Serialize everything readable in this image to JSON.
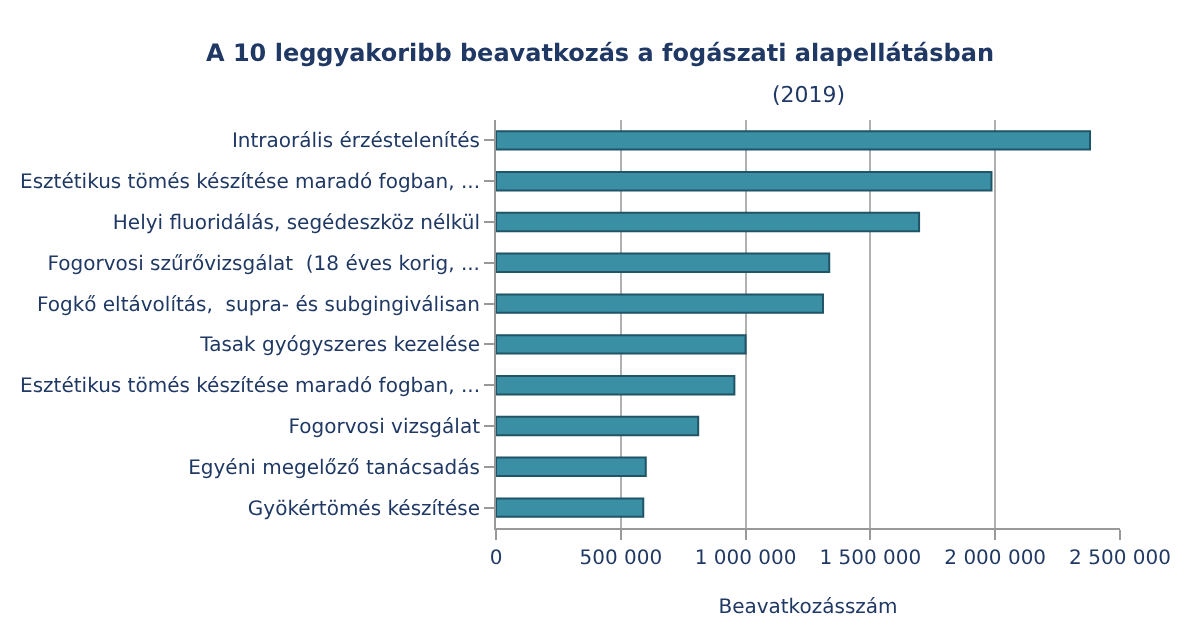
{
  "chart_data": {
    "type": "bar",
    "orientation": "horizontal",
    "title": "A 10 leggyakoribb beavatkozás a fogászati alapellátásban",
    "subtitle": "(2019)",
    "xlabel": "Beavatkozásszám",
    "categories": [
      "Intraorális érzéstelenítés",
      "Esztétikus tömés készítése maradó fogban, ...",
      "Helyi fluoridálás, segédeszköz nélkül",
      "Fogorvosi szűrővizsgálat  (18 éves korig, ...",
      "Fogkő eltávolítás,  supra- és subgingiválisan",
      "Tasak gyógyszeres kezelése",
      "Esztétikus tömés készítése maradó fogban, ...",
      "Fogorvosi vizsgálat",
      "Egyéni megelőző tanácsadás",
      "Gyökértömés készítése"
    ],
    "values": [
      2380000,
      1985000,
      1695000,
      1335000,
      1310000,
      1000000,
      955000,
      810000,
      600000,
      590000
    ],
    "color": "#3a8fa5",
    "xlim": [
      0,
      2500000
    ],
    "xticks": [
      0,
      {
        "value": 500000,
        "label": "500 000"
      },
      {
        "value": 1000000,
        "label": "1 000 000"
      },
      {
        "value": 1500000,
        "label": "1 500 000"
      },
      {
        "value": 2000000,
        "label": "2 000 000"
      },
      {
        "value": 2500000,
        "label": "2 500 000"
      }
    ],
    "grid": "x",
    "legend": false
  }
}
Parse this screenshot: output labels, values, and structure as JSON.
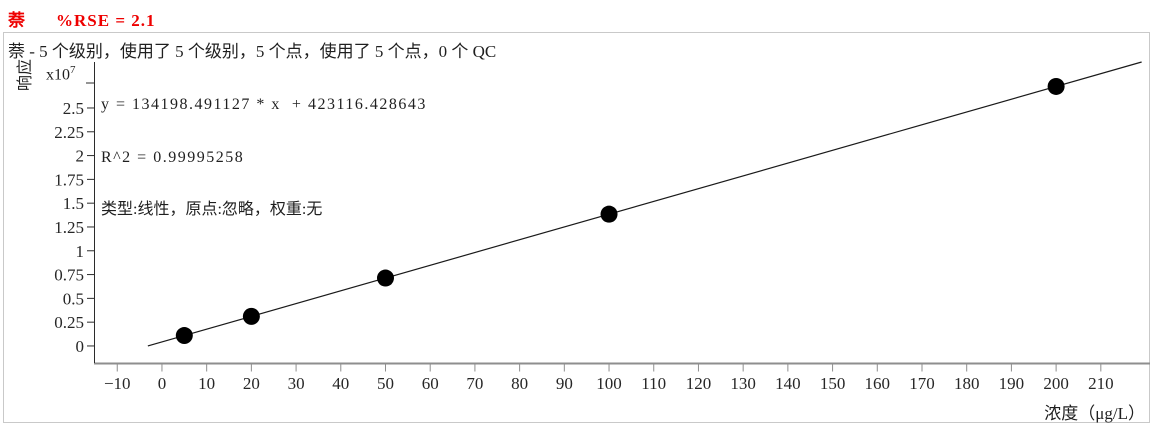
{
  "header": {
    "compound": "萘",
    "rse": "%RSE = 2.1",
    "accent_color": "#ee0000"
  },
  "panel": {
    "summary": "萘 - 5 个级别，使用了 5 个级别，5 个点，使用了 5 个点，0 个 QC",
    "equation": "y = 134198.491127 * x  + 423116.428643",
    "r_squared": "R^2 = 0.99995258",
    "fit_description": "类型:线性，原点:忽略，权重:无"
  },
  "chart_data": {
    "type": "scatter",
    "x_label": "浓度（μg/L）",
    "y_label": "响应",
    "y_scale_base": "x10",
    "y_scale_exponent": "7",
    "fit": {
      "slope": 134198.491127,
      "intercept": 423116.428643,
      "r2": 0.99995258,
      "fit_type": "线性",
      "origin": "忽略",
      "weight": "无"
    },
    "points": [
      {
        "x": 5,
        "y": 1094109
      },
      {
        "x": 20,
        "y": 3107086
      },
      {
        "x": 50,
        "y": 7133041
      },
      {
        "x": 100,
        "y": 13842965
      },
      {
        "x": 200,
        "y": 27262815
      }
    ],
    "x_ticks": [
      -10,
      0,
      10,
      20,
      30,
      40,
      50,
      60,
      70,
      80,
      90,
      100,
      110,
      120,
      130,
      140,
      150,
      160,
      170,
      180,
      190,
      200,
      210
    ],
    "x_tick_labels": [
      "−10",
      "0",
      "10",
      "20",
      "30",
      "40",
      "50",
      "60",
      "70",
      "80",
      "90",
      "100",
      "110",
      "120",
      "130",
      "140",
      "150",
      "160",
      "170",
      "180",
      "190",
      "200",
      "210"
    ],
    "y_tick_labels": [
      "0",
      "0.25",
      "0.5",
      "0.75",
      "1",
      "1.25",
      "1.5",
      "1.75",
      "2",
      "2.25",
      "2.5"
    ],
    "y_tick_multiplier": 10000000,
    "x_range": [
      -15.2,
      221.0
    ],
    "y_range": [
      -1790000,
      29830000
    ],
    "grid": false,
    "point_color": "#000000",
    "line_color": "#1a1a1a",
    "x_axis_color": "#8e8e8e",
    "y_axis_color": "#2b2b2b"
  }
}
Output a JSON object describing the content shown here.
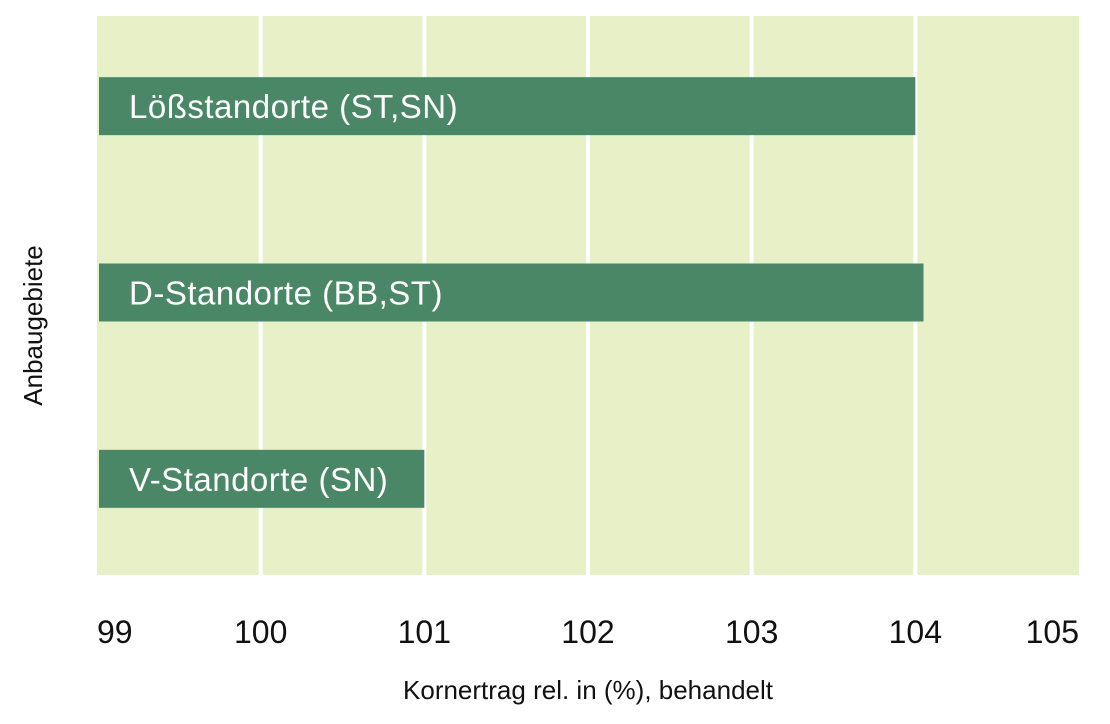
{
  "chart_data": {
    "type": "bar",
    "orientation": "horizontal",
    "xlabel": "Kornertrag rel. in (%), behandelt",
    "ylabel": "Anbaugebiete",
    "xlim": [
      99,
      105
    ],
    "xticks": [
      "99",
      "100",
      "101",
      "102",
      "103",
      "104",
      "105"
    ],
    "categories": [
      "Lößstandorte (ST,SN)",
      "D-Standorte (BB,ST)",
      "V-Standorte (SN)"
    ],
    "values": [
      104.0,
      104.05,
      101.0
    ],
    "grid": true,
    "legend": "none"
  },
  "colors": {
    "plot_background": "#e8f0c8",
    "bar": "#4a8766",
    "gridline": "#ffffff",
    "bar_text": "#ffffff",
    "axis_text": "#111111"
  }
}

·····

_Goal of the exercise_:
Skip the pictures, then retype every line above exactly.

_Answer to this problem_:
Serialize everything readable in this image to JSON.
{
  "chart_data": {
    "type": "bar",
    "orientation": "horizontal",
    "title": "A 10 leggyakoribb beavatkozás a fogászati alapellátásban",
    "subtitle": "(2019)",
    "xlabel": "Beavatkozásszám",
    "categories": [
      "Intraorális érzéstelenítés",
      "Esztétikus tömés készítése maradó fogban, ...",
      "Helyi fluoridálás, segédeszköz nélkül",
      "Fogorvosi szűrővizsgálat  (18 éves korig, ...",
      "Fogkő eltávolítás,  supra- és subgingiválisan",
      "Tasak gyógyszeres kezelése",
      "Esztétikus tömés készítése maradó fogban, ...",
      "Fogorvosi vizsgálat",
      "Egyéni megelőző tanácsadás",
      "Gyökértömés készítése"
    ],
    "values": [
      2380000,
      1985000,
      1695000,
      1335000,
      1310000,
      1000000,
      955000,
      810000,
      600000,
      590000
    ],
    "color": "#3a8fa5",
    "xlim": [
      0,
      2500000
    ],
    "xticks": [
      0,
      {
        "value": 500000,
        "label": "500 000"
      },
      {
        "value": 1000000,
        "label": "1 000 000"
      },
      {
        "value": 1500000,
        "label": "1 500 000"
      },
      {
        "value": 2000000,
        "label": "2 000 000"
      },
      {
        "value": 2500000,
        "label": "2 500 000"
      }
    ],
    "grid": "x",
    "legend": false
  }
}
Parse this screenshot: output labels, values, and structure as JSON.
{
  "header": {
    "compound": "萘",
    "rse": "%RSE = 2.1",
    "accent_color": "#ee0000"
  },
  "panel": {
    "summary": "萘 - 5 个级别，使用了 5 个级别，5 个点，使用了 5 个点，0 个 QC",
    "equation": "y = 134198.491127 * x  + 423116.428643",
    "r_squared": "R^2 = 0.99995258",
    "fit_description": "类型:线性，原点:忽略，权重:无"
  },
  "chart_data": {
    "type": "scatter",
    "x_label": "浓度（μg/L）",
    "y_label": "响应",
    "y_scale_base": "x10",
    "y_scale_exponent": "7",
    "fit": {
      "slope": 134198.491127,
      "intercept": 423116.428643,
      "r2": 0.99995258,
      "fit_type": "线性",
      "origin": "忽略",
      "weight": "无"
    },
    "points": [
      {
        "x": 5,
        "y": 1094109
      },
      {
        "x": 20,
        "y": 3107086
      },
      {
        "x": 50,
        "y": 7133041
      },
      {
        "x": 100,
        "y": 13842965
      },
      {
        "x": 200,
        "y": 27262815
      }
    ],
    "x_ticks": [
      -10,
      0,
      10,
      20,
      30,
      40,
      50,
      60,
      70,
      80,
      90,
      100,
      110,
      120,
      130,
      140,
      150,
      160,
      170,
      180,
      190,
      200,
      210
    ],
    "x_tick_labels": [
      "−10",
      "0",
      "10",
      "20",
      "30",
      "40",
      "50",
      "60",
      "70",
      "80",
      "90",
      "100",
      "110",
      "120",
      "130",
      "140",
      "150",
      "160",
      "170",
      "180",
      "190",
      "200",
      "210"
    ],
    "y_tick_labels": [
      "0",
      "0.25",
      "0.5",
      "0.75",
      "1",
      "1.25",
      "1.5",
      "1.75",
      "2",
      "2.25",
      "2.5"
    ],
    "y_tick_multiplier": 10000000,
    "x_range": [
      -15.2,
      221.0
    ],
    "y_range": [
      -1790000,
      29830000
    ],
    "grid": false,
    "point_color": "#000000",
    "line_color": "#1a1a1a",
    "x_axis_color": "#8e8e8e",
    "y_axis_color": "#2b2b2b"
  }
}
Output a JSON object describing the content shown here.
{
  "chart_data": {
    "type": "bar",
    "orientation": "horizontal",
    "xlabel": "Kornertrag rel. in (%), behandelt",
    "ylabel": "Anbaugebiete",
    "xlim": [
      99,
      105
    ],
    "xticks": [
      "99",
      "100",
      "101",
      "102",
      "103",
      "104",
      "105"
    ],
    "categories": [
      "Lößstandorte (ST,SN)",
      "D-Standorte (BB,ST)",
      "V-Standorte (SN)"
    ],
    "values": [
      104.0,
      104.05,
      101.0
    ],
    "grid": true,
    "legend": "none"
  },
  "colors": {
    "plot_background": "#e8f0c8",
    "bar": "#4a8766",
    "gridline": "#ffffff",
    "bar_text": "#ffffff",
    "axis_text": "#111111"
  }
}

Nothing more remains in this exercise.